For this exercise, copy out each line of the material below that includes "files".

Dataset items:
+-------+
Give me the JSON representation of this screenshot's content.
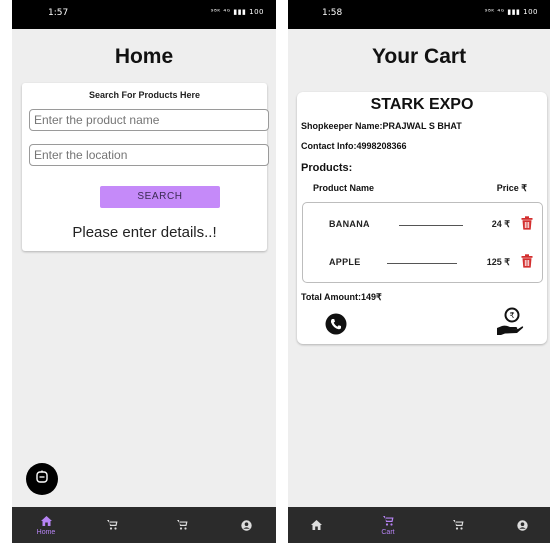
{
  "left": {
    "status": {
      "time": "1:57",
      "icons": "⁹⁸ᴷ ⁴ᴳ ▮▮▮ 100"
    },
    "title": "Home",
    "search": {
      "heading": "Search For Products Here",
      "product_placeholder": "Enter the product name",
      "location_placeholder": "Enter the location",
      "button_label": "SEARCH"
    },
    "message": "Please enter details..!",
    "nav": {
      "home_label": "Home"
    }
  },
  "right": {
    "status": {
      "time": "1:58",
      "icons": "⁹⁸ᴷ ⁴ᴳ ▮▮▮ 100"
    },
    "title": "Your Cart",
    "cart": {
      "shop_name": "STARK EXPO",
      "shopkeeper": "Shopkeeper Name:PRAJWAL S BHAT",
      "contact": "Contact Info:4998208366",
      "products_label": "Products:",
      "col_name": "Product Name",
      "col_price": "Price ₹",
      "items": [
        {
          "name": "BANANA",
          "price": "24 ₹"
        },
        {
          "name": "APPLE",
          "price": "125 ₹"
        }
      ],
      "total": "Total Amount:149₹"
    },
    "nav": {
      "cart_label": "Cart"
    }
  },
  "colors": {
    "accent": "#c58af9",
    "nav_bg": "#2b2b2b",
    "trash": "#d32f2f"
  }
}
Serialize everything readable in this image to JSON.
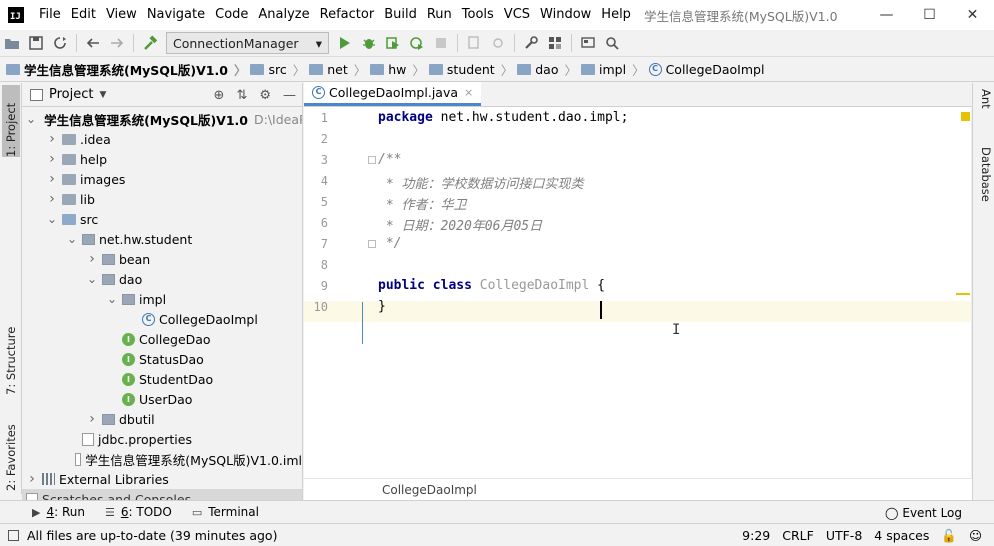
{
  "titlebar": {
    "logo": "IJ",
    "menu": [
      "File",
      "Edit",
      "View",
      "Navigate",
      "Code",
      "Analyze",
      "Refactor",
      "Build",
      "Run",
      "Tools",
      "VCS",
      "Window",
      "Help"
    ],
    "window_title": "学生信息管理系统(MySQL版)V1.0",
    "controls": {
      "minimize": "—",
      "maximize": "☐",
      "close": "✕"
    }
  },
  "toolbar": {
    "run_config": "ConnectionManager",
    "run_config_caret": "▾"
  },
  "breadcrumb": [
    "学生信息管理系统(MySQL版)V1.0",
    "src",
    "net",
    "hw",
    "student",
    "dao",
    "impl",
    "CollegeDaoImpl"
  ],
  "left_strip": {
    "project_tab": "1: Project",
    "structure_tab": "7: Structure",
    "favorites_tab": "2: Favorites"
  },
  "right_strip": {
    "ant_tab": "Ant",
    "database_tab": "Database"
  },
  "project_panel": {
    "title": "Project",
    "tree": [
      {
        "label": "学生信息管理系统(MySQL版)V1.0",
        "path": "D:\\IdeaP",
        "depth": 0,
        "type": "root",
        "expanded": true
      },
      {
        "label": ".idea",
        "depth": 1,
        "type": "folder",
        "expanded": false
      },
      {
        "label": "help",
        "depth": 1,
        "type": "folder",
        "expanded": false
      },
      {
        "label": "images",
        "depth": 1,
        "type": "folder",
        "expanded": false
      },
      {
        "label": "lib",
        "depth": 1,
        "type": "folder",
        "expanded": false
      },
      {
        "label": "src",
        "depth": 1,
        "type": "src",
        "expanded": true
      },
      {
        "label": "net.hw.student",
        "depth": 2,
        "type": "package",
        "expanded": true
      },
      {
        "label": "bean",
        "depth": 3,
        "type": "package",
        "expanded": false
      },
      {
        "label": "dao",
        "depth": 3,
        "type": "package",
        "expanded": true
      },
      {
        "label": "impl",
        "depth": 4,
        "type": "package",
        "expanded": true
      },
      {
        "label": "CollegeDaoImpl",
        "depth": 5,
        "type": "class"
      },
      {
        "label": "CollegeDao",
        "depth": 4,
        "type": "interface"
      },
      {
        "label": "StatusDao",
        "depth": 4,
        "type": "interface"
      },
      {
        "label": "StudentDao",
        "depth": 4,
        "type": "interface"
      },
      {
        "label": "UserDao",
        "depth": 4,
        "type": "interface"
      },
      {
        "label": "dbutil",
        "depth": 3,
        "type": "package",
        "expanded": false
      },
      {
        "label": "jdbc.properties",
        "depth": 2,
        "type": "file"
      },
      {
        "label": "学生信息管理系统(MySQL版)V1.0.iml",
        "depth": 2,
        "type": "file"
      },
      {
        "label": "External Libraries",
        "depth": 0,
        "type": "lib",
        "expanded": false
      },
      {
        "label": "Scratches and Consoles",
        "depth": 0,
        "type": "scratches"
      }
    ]
  },
  "editor": {
    "tab_label": "CollegeDaoImpl.java",
    "tab_close": "×",
    "lines": [
      {
        "n": "1",
        "parts": [
          {
            "t": "package",
            "c": "kw"
          },
          {
            "t": " net.hw.student.dao.impl;",
            "c": ""
          }
        ]
      },
      {
        "n": "2",
        "parts": []
      },
      {
        "n": "3",
        "parts": [
          {
            "t": "/**",
            "c": "cm"
          }
        ]
      },
      {
        "n": "4",
        "parts": [
          {
            "t": " * 功能：学校数据访问接口实现类",
            "c": "cm"
          }
        ]
      },
      {
        "n": "5",
        "parts": [
          {
            "t": " * 作者：华卫",
            "c": "cm"
          }
        ]
      },
      {
        "n": "6",
        "parts": [
          {
            "t": " * 日期：2020年06月05日",
            "c": "cm"
          }
        ]
      },
      {
        "n": "7",
        "parts": [
          {
            "t": " */",
            "c": "cm"
          }
        ]
      },
      {
        "n": "8",
        "parts": []
      },
      {
        "n": "9",
        "parts": [
          {
            "t": "public",
            "c": "kw"
          },
          {
            "t": " ",
            "c": ""
          },
          {
            "t": "class",
            "c": "kw"
          },
          {
            "t": " ",
            "c": ""
          },
          {
            "t": "CollegeDaoImpl",
            "c": "cls"
          },
          {
            "t": " {",
            "c": ""
          }
        ]
      },
      {
        "n": "10",
        "parts": [
          {
            "t": "}",
            "c": ""
          }
        ]
      }
    ],
    "bottom_breadcrumb": "CollegeDaoImpl"
  },
  "bottom_tools": {
    "run": {
      "num": "4",
      "label": ": Run"
    },
    "todo": {
      "num": "6",
      "label": ": TODO"
    },
    "terminal": "Terminal",
    "event_log": "Event Log"
  },
  "status": {
    "message": "All files are up-to-date (39 minutes ago)",
    "position": "9:29",
    "line_sep": "CRLF",
    "encoding": "UTF-8",
    "indent": "4 spaces"
  },
  "colors": {
    "keyword": "#000080",
    "comment": "#808080",
    "interface_icon": "#69b04e",
    "class_icon": "#3b77b5",
    "current_line": "#fcfae6",
    "tab_underline": "#4a88c7"
  }
}
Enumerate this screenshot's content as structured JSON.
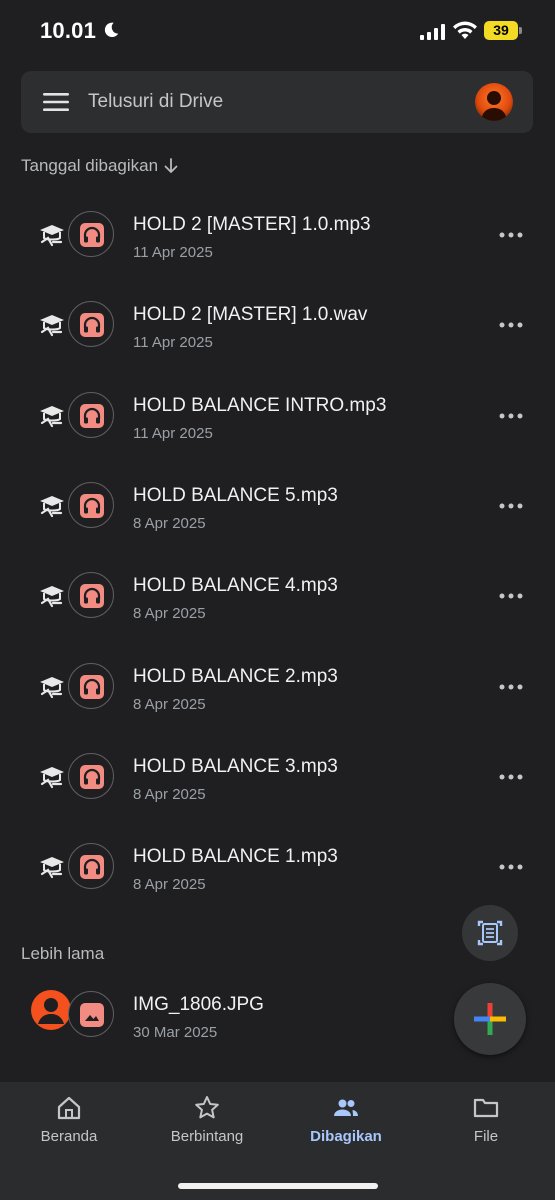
{
  "status_bar": {
    "time": "10.01",
    "battery": "39"
  },
  "search": {
    "placeholder": "Telusuri di Drive"
  },
  "sort": {
    "label": "Tanggal dibagikan"
  },
  "files": [
    {
      "name": "HOLD 2 [MASTER] 1.0.mp3",
      "date": "11 Apr 2025",
      "type_icon": "headphones-icon"
    },
    {
      "name": "HOLD 2 [MASTER] 1.0.wav",
      "date": "11 Apr 2025",
      "type_icon": "headphones-icon"
    },
    {
      "name": "HOLD BALANCE INTRO.mp3",
      "date": "11 Apr 2025",
      "type_icon": "headphones-icon"
    },
    {
      "name": "HOLD BALANCE 5.mp3",
      "date": "8 Apr 2025",
      "type_icon": "headphones-icon"
    },
    {
      "name": "HOLD BALANCE 4.mp3",
      "date": "8 Apr 2025",
      "type_icon": "headphones-icon"
    },
    {
      "name": "HOLD BALANCE 2.mp3",
      "date": "8 Apr 2025",
      "type_icon": "headphones-icon"
    },
    {
      "name": "HOLD BALANCE 3.mp3",
      "date": "8 Apr 2025",
      "type_icon": "headphones-icon"
    },
    {
      "name": "HOLD BALANCE 1.mp3",
      "date": "8 Apr 2025",
      "type_icon": "headphones-icon"
    }
  ],
  "older": {
    "label": "Lebih lama",
    "files": [
      {
        "name": "IMG_1806.JPG",
        "date": "30 Mar 2025",
        "type_icon": "image-icon"
      }
    ]
  },
  "nav": [
    {
      "label": "Beranda",
      "icon": "home-icon",
      "active": false
    },
    {
      "label": "Berbintang",
      "icon": "star-icon",
      "active": false
    },
    {
      "label": "Dibagikan",
      "icon": "people-icon",
      "active": true
    },
    {
      "label": "File",
      "icon": "folder-icon",
      "active": false
    }
  ],
  "colors": {
    "accent": "#a8c7fa",
    "file_badge": "#f28b82",
    "background": "#1f1f21"
  }
}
+-------+
• **Expected answer**:
    "message": "All files are up-to-date (39 minutes ago)",
  "files": [
    "files": [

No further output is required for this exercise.